(Some records)
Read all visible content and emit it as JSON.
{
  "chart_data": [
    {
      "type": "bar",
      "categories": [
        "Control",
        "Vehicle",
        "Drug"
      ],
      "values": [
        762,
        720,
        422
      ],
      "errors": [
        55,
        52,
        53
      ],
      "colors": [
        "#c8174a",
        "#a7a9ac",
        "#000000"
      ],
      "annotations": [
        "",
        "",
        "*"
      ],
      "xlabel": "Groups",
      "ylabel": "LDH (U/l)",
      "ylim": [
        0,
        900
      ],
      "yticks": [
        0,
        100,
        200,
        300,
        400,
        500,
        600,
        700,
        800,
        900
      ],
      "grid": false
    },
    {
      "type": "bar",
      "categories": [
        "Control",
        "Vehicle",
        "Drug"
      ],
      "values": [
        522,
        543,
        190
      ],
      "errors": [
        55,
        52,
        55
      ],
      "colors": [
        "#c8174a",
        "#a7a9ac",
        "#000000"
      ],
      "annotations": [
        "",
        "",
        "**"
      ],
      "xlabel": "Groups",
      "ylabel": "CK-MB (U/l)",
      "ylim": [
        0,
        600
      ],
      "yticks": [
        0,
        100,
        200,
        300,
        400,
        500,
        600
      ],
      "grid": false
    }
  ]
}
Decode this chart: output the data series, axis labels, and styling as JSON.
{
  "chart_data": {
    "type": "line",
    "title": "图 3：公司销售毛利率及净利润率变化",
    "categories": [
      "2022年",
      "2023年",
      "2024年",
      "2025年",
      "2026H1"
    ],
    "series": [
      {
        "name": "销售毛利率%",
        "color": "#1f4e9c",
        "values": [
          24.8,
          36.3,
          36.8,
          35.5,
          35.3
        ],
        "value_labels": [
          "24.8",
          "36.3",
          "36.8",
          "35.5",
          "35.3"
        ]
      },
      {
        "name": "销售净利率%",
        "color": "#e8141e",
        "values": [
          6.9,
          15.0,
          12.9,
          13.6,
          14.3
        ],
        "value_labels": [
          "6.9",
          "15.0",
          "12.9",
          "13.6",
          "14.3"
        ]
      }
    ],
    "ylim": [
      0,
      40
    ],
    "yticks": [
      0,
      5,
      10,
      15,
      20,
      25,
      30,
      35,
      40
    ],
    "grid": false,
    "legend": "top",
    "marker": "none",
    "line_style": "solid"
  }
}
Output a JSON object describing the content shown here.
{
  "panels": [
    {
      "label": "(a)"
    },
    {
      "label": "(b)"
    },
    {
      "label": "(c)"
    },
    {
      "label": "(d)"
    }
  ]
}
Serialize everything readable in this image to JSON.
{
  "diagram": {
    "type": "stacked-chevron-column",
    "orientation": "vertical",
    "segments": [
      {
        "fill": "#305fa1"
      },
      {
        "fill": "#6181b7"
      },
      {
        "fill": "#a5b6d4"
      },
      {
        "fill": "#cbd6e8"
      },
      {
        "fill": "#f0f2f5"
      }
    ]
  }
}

Set task:
Keep only the lines from the one containing "Serialize everything readable" to the end of the entries, and repeat them exactly.

Answer to this task:
Serialize everything readable in this image to JSON.
{
  "diagram": {
    "type": "stacked-chevron-column",
    "orientation": "vertical",
    "segments": [
      {
        "fill": "#305fa1"
      },
      {
        "fill": "#6181b7"
      },
      {
        "fill": "#a5b6d4"
      },
      {
        "fill": "#cbd6e8"
      },
      {
        "fill": "#f0f2f5"
      }
    ]
  }
}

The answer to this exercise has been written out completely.